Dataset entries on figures
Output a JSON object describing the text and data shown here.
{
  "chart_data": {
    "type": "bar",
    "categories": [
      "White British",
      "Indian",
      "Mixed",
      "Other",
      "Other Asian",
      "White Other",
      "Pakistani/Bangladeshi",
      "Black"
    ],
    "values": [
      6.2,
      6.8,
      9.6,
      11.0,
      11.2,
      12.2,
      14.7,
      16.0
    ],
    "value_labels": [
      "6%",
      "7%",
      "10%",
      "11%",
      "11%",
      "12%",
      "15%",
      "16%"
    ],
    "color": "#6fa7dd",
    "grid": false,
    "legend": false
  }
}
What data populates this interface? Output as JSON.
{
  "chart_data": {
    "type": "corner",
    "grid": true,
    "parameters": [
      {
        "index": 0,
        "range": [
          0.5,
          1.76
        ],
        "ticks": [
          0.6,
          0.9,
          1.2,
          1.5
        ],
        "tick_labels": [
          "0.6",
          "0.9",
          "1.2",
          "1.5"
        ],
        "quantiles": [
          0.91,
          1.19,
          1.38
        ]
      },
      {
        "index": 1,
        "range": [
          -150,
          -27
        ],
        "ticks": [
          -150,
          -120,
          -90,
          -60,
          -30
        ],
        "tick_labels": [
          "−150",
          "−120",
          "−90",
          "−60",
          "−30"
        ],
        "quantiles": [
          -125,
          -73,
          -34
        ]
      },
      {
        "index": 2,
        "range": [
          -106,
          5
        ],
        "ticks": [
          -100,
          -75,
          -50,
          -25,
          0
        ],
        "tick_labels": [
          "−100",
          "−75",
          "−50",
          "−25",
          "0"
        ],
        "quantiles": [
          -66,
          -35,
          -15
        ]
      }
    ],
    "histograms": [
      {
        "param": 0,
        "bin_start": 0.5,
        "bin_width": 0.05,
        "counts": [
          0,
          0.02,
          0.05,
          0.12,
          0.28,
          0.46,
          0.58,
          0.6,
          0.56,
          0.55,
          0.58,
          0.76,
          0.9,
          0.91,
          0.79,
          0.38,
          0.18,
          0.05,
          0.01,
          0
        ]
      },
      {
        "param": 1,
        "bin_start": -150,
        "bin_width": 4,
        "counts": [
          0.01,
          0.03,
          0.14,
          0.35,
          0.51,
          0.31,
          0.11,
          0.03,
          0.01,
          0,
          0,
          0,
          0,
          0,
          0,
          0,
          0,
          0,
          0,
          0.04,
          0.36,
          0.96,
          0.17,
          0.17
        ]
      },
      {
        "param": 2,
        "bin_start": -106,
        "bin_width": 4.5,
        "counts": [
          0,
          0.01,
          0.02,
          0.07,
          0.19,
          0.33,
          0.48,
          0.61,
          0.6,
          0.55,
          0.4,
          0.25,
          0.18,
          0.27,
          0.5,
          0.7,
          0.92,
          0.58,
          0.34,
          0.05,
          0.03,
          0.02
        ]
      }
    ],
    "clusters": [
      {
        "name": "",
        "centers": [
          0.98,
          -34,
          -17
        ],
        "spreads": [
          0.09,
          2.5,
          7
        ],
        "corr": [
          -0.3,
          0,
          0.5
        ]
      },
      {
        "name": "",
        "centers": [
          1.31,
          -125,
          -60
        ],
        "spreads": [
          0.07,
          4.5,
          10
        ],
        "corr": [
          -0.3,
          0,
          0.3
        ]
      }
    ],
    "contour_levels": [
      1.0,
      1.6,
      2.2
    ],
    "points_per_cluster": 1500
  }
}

PROBLEM DESCRIPTION:
Return the entries in full, keeping every line exactly as it is.

SOLUTION:
Output a JSON object describing the text and data shown here.
{
  "chart_data": {
    "type": "bar",
    "categories": [
      "White British",
      "Indian",
      "Mixed",
      "Other",
      "Other Asian",
      "White Other",
      "Pakistani/Bangladeshi",
      "Black"
    ],
    "values": [
      6.2,
      6.8,
      9.6,
      11.0,
      11.2,
      12.2,
      14.7,
      16.0
    ],
    "value_labels": [
      "6%",
      "7%",
      "10%",
      "11%",
      "11%",
      "12%",
      "15%",
      "16%"
    ],
    "color": "#6fa7dd",
    "grid": false,
    "legend": false
  }
}
What data populates this interface? Output as JSON.
{
  "chart_data": {
    "type": "corner",
    "grid": true,
    "parameters": [
      {
        "index": 0,
        "range": [
          0.5,
          1.76
        ],
        "ticks": [
          0.6,
          0.9,
          1.2,
          1.5
        ],
        "tick_labels": [
          "0.6",
          "0.9",
          "1.2",
          "1.5"
        ],
        "quantiles": [
          0.91,
          1.19,
          1.38
        ]
      },
      {
        "index": 1,
        "range": [
          -150,
          -27
        ],
        "ticks": [
          -150,
          -120,
          -90,
          -60,
          -30
        ],
        "tick_labels": [
          "−150",
          "−120",
          "−90",
          "−60",
          "−30"
        ],
        "quantiles": [
          -125,
          -73,
          -34
        ]
      },
      {
        "index": 2,
        "range": [
          -106,
          5
        ],
        "ticks": [
          -100,
          -75,
          -50,
          -25,
          0
        ],
        "tick_labels": [
          "−100",
          "−75",
          "−50",
          "−25",
          "0"
        ],
        "quantiles": [
          -66,
          -35,
          -15
        ]
      }
    ],
    "histograms": [
      {
        "param": 0,
        "bin_start": 0.5,
        "bin_width": 0.05,
        "counts": [
          0,
          0.02,
          0.05,
          0.12,
          0.28,
          0.46,
          0.58,
          0.6,
          0.56,
          0.55,
          0.58,
          0.76,
          0.9,
          0.91,
          0.79,
          0.38,
          0.18,
          0.05,
          0.01,
          0
        ]
      },
      {
        "param": 1,
        "bin_start": -150,
        "bin_width": 4,
        "counts": [
          0.01,
          0.03,
          0.14,
          0.35,
          0.51,
          0.31,
          0.11,
          0.03,
          0.01,
          0,
          0,
          0,
          0,
          0,
          0,
          0,
          0,
          0,
          0,
          0.04,
          0.36,
          0.96,
          0.17,
          0.17
        ]
      },
      {
        "param": 2,
        "bin_start": -106,
        "bin_width": 4.5,
        "counts": [
          0,
          0.01,
          0.02,
          0.07,
          0.19,
          0.33,
          0.48,
          0.61,
          0.6,
          0.55,
          0.4,
          0.25,
          0.18,
          0.27,
          0.5,
          0.7,
          0.92,
          0.58,
          0.34,
          0.05,
          0.03,
          0.02
        ]
      }
    ],
    "clusters": [
      {
        "name": "",
        "centers": [
          0.98,
          -34,
          -17
        ],
        "spreads": [
          0.09,
          2.5,
          7
        ],
        "corr": [
          -0.3,
          0,
          0.5
        ]
      },
      {
        "name": "",
        "centers": [
          1.31,
          -125,
          -60
        ],
        "spreads": [
          0.07,
          4.5,
          10
        ],
        "corr": [
          -0.3,
          0,
          0.3
        ]
      }
    ],
    "contour_levels": [
      1.0,
      1.6,
      2.2
    ],
    "points_per_cluster": 1500
  }
}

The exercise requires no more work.